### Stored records
• • • • •
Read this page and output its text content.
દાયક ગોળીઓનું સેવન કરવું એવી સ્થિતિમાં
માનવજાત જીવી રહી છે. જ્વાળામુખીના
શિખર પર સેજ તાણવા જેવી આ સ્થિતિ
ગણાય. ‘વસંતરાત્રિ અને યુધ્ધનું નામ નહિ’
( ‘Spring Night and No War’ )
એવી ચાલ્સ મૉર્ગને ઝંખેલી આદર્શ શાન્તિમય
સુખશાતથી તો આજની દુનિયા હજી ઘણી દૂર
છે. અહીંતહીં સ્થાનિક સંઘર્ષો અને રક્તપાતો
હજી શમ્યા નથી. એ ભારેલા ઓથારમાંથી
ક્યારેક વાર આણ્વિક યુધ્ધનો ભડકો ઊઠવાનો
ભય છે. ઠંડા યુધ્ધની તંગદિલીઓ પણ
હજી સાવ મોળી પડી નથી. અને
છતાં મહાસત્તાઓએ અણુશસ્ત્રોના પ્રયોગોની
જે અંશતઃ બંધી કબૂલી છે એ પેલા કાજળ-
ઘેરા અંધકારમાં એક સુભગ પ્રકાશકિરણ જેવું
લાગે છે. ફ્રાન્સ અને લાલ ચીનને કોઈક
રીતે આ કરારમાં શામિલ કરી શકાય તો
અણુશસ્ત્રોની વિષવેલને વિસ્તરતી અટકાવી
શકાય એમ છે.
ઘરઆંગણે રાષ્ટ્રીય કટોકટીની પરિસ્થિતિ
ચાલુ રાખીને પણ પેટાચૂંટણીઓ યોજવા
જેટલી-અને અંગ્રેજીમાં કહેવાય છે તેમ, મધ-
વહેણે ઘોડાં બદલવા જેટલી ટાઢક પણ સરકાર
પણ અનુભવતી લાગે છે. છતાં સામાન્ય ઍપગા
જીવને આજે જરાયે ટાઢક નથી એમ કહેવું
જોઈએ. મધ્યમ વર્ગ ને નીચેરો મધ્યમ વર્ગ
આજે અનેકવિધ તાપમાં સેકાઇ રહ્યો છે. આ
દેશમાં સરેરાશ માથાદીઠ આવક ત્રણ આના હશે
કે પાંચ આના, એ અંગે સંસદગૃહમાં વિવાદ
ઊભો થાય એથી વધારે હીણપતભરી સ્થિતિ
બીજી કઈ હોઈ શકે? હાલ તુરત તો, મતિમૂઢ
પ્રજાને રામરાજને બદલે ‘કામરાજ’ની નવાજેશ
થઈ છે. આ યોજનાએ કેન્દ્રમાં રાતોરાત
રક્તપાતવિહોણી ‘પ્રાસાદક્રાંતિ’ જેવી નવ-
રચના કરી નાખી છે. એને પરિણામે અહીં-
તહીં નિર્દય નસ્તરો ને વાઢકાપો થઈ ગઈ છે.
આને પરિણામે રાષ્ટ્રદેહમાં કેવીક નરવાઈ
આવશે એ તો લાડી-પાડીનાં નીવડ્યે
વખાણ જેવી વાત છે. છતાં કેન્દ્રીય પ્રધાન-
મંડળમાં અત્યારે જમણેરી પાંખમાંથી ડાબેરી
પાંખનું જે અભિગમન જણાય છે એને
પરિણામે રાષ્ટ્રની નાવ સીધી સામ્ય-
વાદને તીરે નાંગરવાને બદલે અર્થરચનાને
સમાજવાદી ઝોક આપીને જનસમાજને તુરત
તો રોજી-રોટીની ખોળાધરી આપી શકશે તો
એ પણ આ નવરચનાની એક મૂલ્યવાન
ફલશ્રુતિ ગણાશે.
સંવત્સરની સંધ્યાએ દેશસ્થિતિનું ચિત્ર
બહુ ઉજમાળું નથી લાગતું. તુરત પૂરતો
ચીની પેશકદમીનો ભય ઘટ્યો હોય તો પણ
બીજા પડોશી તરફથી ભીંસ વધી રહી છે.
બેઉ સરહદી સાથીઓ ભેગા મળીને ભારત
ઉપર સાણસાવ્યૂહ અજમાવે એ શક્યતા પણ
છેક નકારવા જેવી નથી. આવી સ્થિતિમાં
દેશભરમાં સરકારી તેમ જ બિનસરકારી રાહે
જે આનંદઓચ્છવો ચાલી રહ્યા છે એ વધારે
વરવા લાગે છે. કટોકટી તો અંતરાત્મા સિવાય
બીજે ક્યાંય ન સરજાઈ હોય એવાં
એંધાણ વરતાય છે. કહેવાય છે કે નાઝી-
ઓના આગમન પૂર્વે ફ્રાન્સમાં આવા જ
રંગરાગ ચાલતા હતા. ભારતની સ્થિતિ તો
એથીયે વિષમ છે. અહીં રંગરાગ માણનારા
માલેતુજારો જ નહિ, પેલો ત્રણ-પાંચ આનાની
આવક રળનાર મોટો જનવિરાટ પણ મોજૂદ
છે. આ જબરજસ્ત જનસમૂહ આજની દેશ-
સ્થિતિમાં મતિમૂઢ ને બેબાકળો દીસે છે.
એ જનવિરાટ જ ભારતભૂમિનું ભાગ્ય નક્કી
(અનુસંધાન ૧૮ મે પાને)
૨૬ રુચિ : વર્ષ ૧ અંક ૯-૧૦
• • • • •
### Problem statement
Select every line in the records above that contains the word "જનસમ".

### Written answer
સમાજવાદી ઝોક આપીને જનસમાજને તુરત
છે. આ જબરજસ્ત જનસમૂહ આજની દેશ-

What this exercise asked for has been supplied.